[Extracted text start]
Simplification is the secret sauce! Seriously, you don't need a desk full of a million loose papers or a phone stocked with 50 apps you don't use. I saw a significant jump in my productivity when I began clearing my life, home, and work of the unnecessary. Here's how you can do the same:

  • Konmari your house- This book was a complete life saver for me. It takes you through every step necessary to get the junk out of your trunk (a.k.a your life, girl.) If you aren't ready for such a significant purge, take baby steps. Start with your clothes, then your office, and move on to other aspects of your house. I like to remind myself that simply re-organizing is pretty much finding new ways to " hide" or "horde" my belongings. Unless it comes to books. I don't care what anyone says, you can never have too many of those babies.
[Extracted text end]
[Listing start]
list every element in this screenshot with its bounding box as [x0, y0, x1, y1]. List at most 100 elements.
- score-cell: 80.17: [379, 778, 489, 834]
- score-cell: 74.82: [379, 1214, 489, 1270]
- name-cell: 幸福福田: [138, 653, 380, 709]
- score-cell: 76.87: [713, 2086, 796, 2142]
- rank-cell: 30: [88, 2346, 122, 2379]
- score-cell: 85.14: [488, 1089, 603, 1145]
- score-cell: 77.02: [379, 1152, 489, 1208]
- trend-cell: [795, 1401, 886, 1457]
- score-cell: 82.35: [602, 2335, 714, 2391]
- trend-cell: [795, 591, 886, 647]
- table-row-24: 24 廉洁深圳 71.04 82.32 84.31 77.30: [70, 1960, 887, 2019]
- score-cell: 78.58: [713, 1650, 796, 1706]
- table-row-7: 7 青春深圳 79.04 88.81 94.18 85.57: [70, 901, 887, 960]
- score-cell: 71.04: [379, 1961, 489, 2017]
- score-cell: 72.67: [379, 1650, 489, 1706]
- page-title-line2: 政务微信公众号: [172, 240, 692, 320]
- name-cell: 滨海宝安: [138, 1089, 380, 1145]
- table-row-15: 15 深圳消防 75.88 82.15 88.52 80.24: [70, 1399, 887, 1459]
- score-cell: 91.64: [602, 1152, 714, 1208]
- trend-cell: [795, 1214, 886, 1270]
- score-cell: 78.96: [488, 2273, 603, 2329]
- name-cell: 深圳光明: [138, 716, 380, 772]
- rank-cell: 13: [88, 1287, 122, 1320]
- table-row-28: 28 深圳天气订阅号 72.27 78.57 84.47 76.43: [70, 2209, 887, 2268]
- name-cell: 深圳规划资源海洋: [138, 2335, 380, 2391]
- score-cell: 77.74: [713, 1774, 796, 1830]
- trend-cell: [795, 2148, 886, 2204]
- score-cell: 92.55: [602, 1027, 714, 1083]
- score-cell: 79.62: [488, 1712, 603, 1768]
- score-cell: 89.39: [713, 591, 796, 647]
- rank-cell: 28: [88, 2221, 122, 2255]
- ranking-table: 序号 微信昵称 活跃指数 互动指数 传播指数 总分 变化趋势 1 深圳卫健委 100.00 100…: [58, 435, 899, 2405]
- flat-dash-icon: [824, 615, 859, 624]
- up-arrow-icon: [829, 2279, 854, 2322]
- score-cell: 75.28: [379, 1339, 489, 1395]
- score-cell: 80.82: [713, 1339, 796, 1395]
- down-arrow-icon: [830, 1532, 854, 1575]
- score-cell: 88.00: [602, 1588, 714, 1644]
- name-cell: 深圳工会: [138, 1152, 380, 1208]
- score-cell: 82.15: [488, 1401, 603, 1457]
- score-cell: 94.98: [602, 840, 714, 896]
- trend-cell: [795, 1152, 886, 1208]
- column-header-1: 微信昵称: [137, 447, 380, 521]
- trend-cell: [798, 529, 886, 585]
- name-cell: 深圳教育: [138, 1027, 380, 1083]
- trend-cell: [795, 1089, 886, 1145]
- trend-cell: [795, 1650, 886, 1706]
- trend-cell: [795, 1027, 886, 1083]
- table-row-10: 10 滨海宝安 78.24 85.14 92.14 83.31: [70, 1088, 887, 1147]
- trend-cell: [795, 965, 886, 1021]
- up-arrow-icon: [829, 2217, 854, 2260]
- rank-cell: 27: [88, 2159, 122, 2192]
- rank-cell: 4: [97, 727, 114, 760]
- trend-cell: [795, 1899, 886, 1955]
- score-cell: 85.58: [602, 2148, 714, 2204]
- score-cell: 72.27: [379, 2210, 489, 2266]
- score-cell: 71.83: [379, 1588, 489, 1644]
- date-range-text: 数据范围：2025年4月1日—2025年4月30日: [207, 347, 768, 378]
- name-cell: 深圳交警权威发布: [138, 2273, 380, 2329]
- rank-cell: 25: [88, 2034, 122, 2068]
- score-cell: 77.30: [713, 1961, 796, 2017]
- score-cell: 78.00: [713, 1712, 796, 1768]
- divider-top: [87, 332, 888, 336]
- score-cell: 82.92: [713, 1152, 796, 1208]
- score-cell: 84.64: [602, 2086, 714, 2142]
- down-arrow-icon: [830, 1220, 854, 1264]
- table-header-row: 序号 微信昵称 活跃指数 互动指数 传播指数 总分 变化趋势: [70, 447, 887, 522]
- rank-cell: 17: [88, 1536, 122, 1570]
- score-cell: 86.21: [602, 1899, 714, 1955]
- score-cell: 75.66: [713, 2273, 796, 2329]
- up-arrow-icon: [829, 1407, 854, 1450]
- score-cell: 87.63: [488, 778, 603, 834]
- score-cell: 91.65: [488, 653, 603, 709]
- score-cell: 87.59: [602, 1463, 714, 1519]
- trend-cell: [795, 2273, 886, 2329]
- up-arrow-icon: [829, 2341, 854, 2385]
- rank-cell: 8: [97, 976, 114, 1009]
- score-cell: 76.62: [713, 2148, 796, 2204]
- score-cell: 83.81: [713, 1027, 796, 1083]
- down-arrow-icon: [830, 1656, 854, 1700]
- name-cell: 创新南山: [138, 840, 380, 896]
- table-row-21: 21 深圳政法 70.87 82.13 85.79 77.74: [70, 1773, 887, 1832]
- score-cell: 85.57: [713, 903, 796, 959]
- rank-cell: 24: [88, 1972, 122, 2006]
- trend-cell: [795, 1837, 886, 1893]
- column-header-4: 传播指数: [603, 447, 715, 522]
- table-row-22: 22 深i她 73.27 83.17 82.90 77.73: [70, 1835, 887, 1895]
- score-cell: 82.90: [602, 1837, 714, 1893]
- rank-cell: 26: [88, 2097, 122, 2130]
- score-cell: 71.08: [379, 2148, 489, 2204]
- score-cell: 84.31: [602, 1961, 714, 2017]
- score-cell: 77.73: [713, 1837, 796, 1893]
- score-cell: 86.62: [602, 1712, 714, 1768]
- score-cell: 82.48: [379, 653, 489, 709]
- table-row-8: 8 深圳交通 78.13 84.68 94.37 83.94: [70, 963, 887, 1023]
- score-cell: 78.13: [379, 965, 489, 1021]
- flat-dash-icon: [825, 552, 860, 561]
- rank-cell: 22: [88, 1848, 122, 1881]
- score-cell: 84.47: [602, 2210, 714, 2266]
[Listing end]
Requirements –
(a) In the passage on simplification, rewrite the words from "Simplification is the" to "of those babies.", swapping "baby steps" for "small steps".
(b) Reproduce the listing word for word from its first line through the line containing "- score-cell: 85.14: [488, 1089, 603, 1145]".

Solved tasks –
(a)
Simplification is the secret sauce! Seriously, you don't need a desk full of a million loose papers or a phone stocked with 50 apps you don't use. I saw a significant jump in my productivity when I began clearing my life, home, and work of the unnecessary. Here's how you can do the same:

  • Konmari your house- This book was a complete life saver for me. It takes you through every step necessary to get the junk out of your trunk (a.k.a your life, girl.) If you aren't ready for such a significant purge, take small steps. Start with your clothes, then your office, and move on to other aspects of your house. I like to remind myself that simply re-organizing is pretty much finding new ways to " hide" or "horde" my belongings. Unless it comes to books. I don't care what anyone says, you can never have too many of those babies.

(b)
list every element in this screenshot with its bounding box as [x0, y0, x1, y1]. List at most 100 elements.
- score-cell: 80.17: [379, 778, 489, 834]
- score-cell: 74.82: [379, 1214, 489, 1270]
- name-cell: 幸福福田: [138, 653, 380, 709]
- score-cell: 76.87: [713, 2086, 796, 2142]
- rank-cell: 30: [88, 2346, 122, 2379]
- score-cell: 85.14: [488, 1089, 603, 1145]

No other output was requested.